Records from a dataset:
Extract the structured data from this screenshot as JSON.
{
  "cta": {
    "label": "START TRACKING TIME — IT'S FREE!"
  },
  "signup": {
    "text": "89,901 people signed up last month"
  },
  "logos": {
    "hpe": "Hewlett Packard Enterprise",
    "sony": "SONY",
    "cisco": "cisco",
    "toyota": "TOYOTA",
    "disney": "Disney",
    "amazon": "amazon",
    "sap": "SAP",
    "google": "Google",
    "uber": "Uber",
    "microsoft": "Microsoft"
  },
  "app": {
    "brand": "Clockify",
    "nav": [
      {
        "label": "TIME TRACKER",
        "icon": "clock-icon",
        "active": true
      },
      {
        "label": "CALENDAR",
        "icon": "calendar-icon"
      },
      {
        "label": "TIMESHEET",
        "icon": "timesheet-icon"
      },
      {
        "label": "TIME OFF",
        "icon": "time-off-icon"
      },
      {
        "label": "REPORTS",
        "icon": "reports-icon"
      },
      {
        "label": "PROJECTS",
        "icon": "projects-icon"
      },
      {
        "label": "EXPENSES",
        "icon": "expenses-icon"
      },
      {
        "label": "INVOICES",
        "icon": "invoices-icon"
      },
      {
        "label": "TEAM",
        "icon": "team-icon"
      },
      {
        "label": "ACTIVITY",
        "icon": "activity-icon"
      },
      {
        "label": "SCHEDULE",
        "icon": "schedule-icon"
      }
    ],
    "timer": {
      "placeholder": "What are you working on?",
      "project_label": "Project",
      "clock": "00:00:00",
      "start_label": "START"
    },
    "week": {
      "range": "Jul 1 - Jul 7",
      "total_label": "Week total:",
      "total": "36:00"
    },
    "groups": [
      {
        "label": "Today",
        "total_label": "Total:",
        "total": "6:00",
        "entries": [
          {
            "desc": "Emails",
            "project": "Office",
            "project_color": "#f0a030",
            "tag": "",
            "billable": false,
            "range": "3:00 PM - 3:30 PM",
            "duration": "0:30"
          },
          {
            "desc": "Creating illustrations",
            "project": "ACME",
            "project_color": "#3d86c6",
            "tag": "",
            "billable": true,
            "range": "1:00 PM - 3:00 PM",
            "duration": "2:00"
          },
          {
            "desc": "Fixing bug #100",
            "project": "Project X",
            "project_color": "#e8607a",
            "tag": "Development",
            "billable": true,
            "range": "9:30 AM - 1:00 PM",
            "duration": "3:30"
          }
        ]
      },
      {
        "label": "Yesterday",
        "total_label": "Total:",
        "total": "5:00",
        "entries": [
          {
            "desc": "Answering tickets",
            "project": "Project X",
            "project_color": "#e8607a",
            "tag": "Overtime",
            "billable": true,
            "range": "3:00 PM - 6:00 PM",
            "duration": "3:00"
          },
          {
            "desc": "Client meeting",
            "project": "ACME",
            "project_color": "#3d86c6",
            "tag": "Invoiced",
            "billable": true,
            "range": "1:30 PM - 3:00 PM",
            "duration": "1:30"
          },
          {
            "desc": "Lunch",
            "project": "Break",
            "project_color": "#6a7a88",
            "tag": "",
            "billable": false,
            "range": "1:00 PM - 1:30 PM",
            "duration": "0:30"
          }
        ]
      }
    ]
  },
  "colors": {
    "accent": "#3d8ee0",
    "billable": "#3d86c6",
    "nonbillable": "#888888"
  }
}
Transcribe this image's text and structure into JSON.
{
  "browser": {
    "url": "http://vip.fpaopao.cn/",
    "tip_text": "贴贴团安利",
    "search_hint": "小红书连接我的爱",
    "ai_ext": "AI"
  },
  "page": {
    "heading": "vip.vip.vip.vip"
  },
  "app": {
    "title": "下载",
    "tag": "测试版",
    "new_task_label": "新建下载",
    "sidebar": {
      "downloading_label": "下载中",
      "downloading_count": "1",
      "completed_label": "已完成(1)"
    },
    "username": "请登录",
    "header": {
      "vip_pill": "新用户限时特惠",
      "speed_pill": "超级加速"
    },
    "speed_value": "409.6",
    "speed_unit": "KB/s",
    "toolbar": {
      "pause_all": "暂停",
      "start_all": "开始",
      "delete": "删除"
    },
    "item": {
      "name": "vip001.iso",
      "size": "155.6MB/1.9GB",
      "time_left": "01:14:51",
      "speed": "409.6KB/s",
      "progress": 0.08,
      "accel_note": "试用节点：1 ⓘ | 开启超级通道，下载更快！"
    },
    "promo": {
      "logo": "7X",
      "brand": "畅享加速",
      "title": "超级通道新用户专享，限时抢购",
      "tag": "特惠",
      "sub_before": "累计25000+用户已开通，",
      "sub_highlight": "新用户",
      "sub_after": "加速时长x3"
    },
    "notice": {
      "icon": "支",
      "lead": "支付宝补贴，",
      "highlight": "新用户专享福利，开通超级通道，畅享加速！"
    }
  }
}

Task prompt – Take the lines above and print them exactly.

Answer to this problem –
Extract the structured data from this screenshot as JSON.
{
  "cta": {
    "label": "START TRACKING TIME — IT'S FREE!"
  },
  "signup": {
    "text": "89,901 people signed up last month"
  },
  "logos": {
    "hpe": "Hewlett Packard Enterprise",
    "sony": "SONY",
    "cisco": "cisco",
    "toyota": "TOYOTA",
    "disney": "Disney",
    "amazon": "amazon",
    "sap": "SAP",
    "google": "Google",
    "uber": "Uber",
    "microsoft": "Microsoft"
  },
  "app": {
    "brand": "Clockify",
    "nav": [
      {
        "label": "TIME TRACKER",
        "icon": "clock-icon",
        "active": true
      },
      {
        "label": "CALENDAR",
        "icon": "calendar-icon"
      },
      {
        "label": "TIMESHEET",
        "icon": "timesheet-icon"
      },
      {
        "label": "TIME OFF",
        "icon": "time-off-icon"
      },
      {
        "label": "REPORTS",
        "icon": "reports-icon"
      },
      {
        "label": "PROJECTS",
        "icon": "projects-icon"
      },
      {
        "label": "EXPENSES",
        "icon": "expenses-icon"
      },
      {
        "label": "INVOICES",
        "icon": "invoices-icon"
      },
      {
        "label": "TEAM",
        "icon": "team-icon"
      },
      {
        "label": "ACTIVITY",
        "icon": "activity-icon"
      },
      {
        "label": "SCHEDULE",
        "icon": "schedule-icon"
      }
    ],
    "timer": {
      "placeholder": "What are you working on?",
      "project_label": "Project",
      "clock": "00:00:00",
      "start_label": "START"
    },
    "week": {
      "range": "Jul 1 - Jul 7",
      "total_label": "Week total:",
      "total": "36:00"
    },
    "groups": [
      {
        "label": "Today",
        "total_label": "Total:",
        "total": "6:00",
        "entries": [
          {
            "desc": "Emails",
            "project": "Office",
            "project_color": "#f0a030",
            "tag": "",
            "billable": false,
            "range": "3:00 PM - 3:30 PM",
            "duration": "0:30"
          },
          {
            "desc": "Creating illustrations",
            "project": "ACME",
            "project_color": "#3d86c6",
            "tag": "",
            "billable": true,
            "range": "1:00 PM - 3:00 PM",
            "duration": "2:00"
          },
          {
            "desc": "Fixing bug #100",
            "project": "Project X",
            "project_color": "#e8607a",
            "tag": "Development",
            "billable": true,
            "range": "9:30 AM - 1:00 PM",
            "duration": "3:30"
          }
        ]
      },
      {
        "label": "Yesterday",
        "total_label": "Total:",
        "total": "5:00",
        "entries": [
          {
            "desc": "Answering tickets",
            "project": "Project X",
            "project_color": "#e8607a",
            "tag": "Overtime",
            "billable": true,
            "range": "3:00 PM - 6:00 PM",
            "duration": "3:00"
          },
          {
            "desc": "Client meeting",
            "project": "ACME",
            "project_color": "#3d86c6",
            "tag": "Invoiced",
            "billable": true,
            "range": "1:30 PM - 3:00 PM",
            "duration": "1:30"
          },
          {
            "desc": "Lunch",
            "project": "Break",
            "project_color": "#6a7a88",
            "tag": "",
            "billable": false,
            "range": "1:00 PM - 1:30 PM",
            "duration": "0:30"
          }
        ]
      }
    ]
  },
  "colors": {
    "accent": "#3d8ee0",
    "billable": "#3d86c6",
    "nonbillable": "#888888"
  }
}
Transcribe this image's text and structure into JSON.
{
  "browser": {
    "url": "http://vip.fpaopao.cn/",
    "tip_text": "贴贴团安利",
    "search_hint": "小红书连接我的爱",
    "ai_ext": "AI"
  },
  "page": {
    "heading": "vip.vip.vip.vip"
  },
  "app": {
    "title": "下载",
    "tag": "测试版",
    "new_task_label": "新建下载",
    "sidebar": {
      "downloading_label": "下载中",
      "downloading_count": "1",
      "completed_label": "已完成(1)"
    },
    "username": "请登录",
    "header": {
      "vip_pill": "新用户限时特惠",
      "speed_pill": "超级加速"
    },
    "speed_value": "409.6",
    "speed_unit": "KB/s",
    "toolbar": {
      "pause_all": "暂停",
      "start_all": "开始",
      "delete": "删除"
    },
    "item": {
      "name": "vip001.iso",
      "size": "155.6MB/1.9GB",
      "time_left": "01:14:51",
      "speed": "409.6KB/s",
      "progress": 0.08,
      "accel_note": "试用节点：1 ⓘ | 开启超级通道，下载更快！"
    },
    "promo": {
      "logo": "7X",
      "brand": "畅享加速",
      "title": "超级通道新用户专享，限时抢购",
      "tag": "特惠",
      "sub_before": "累计25000+用户已开通，",
      "sub_highlight": "新用户",
      "sub_after": "加速时长x3"
    },
    "notice": {
      "icon": "支",
      "lead": "支付宝补贴，",
      "highlight": "新用户专享福利，开通超级通道，畅享加速！"
    }
  }
}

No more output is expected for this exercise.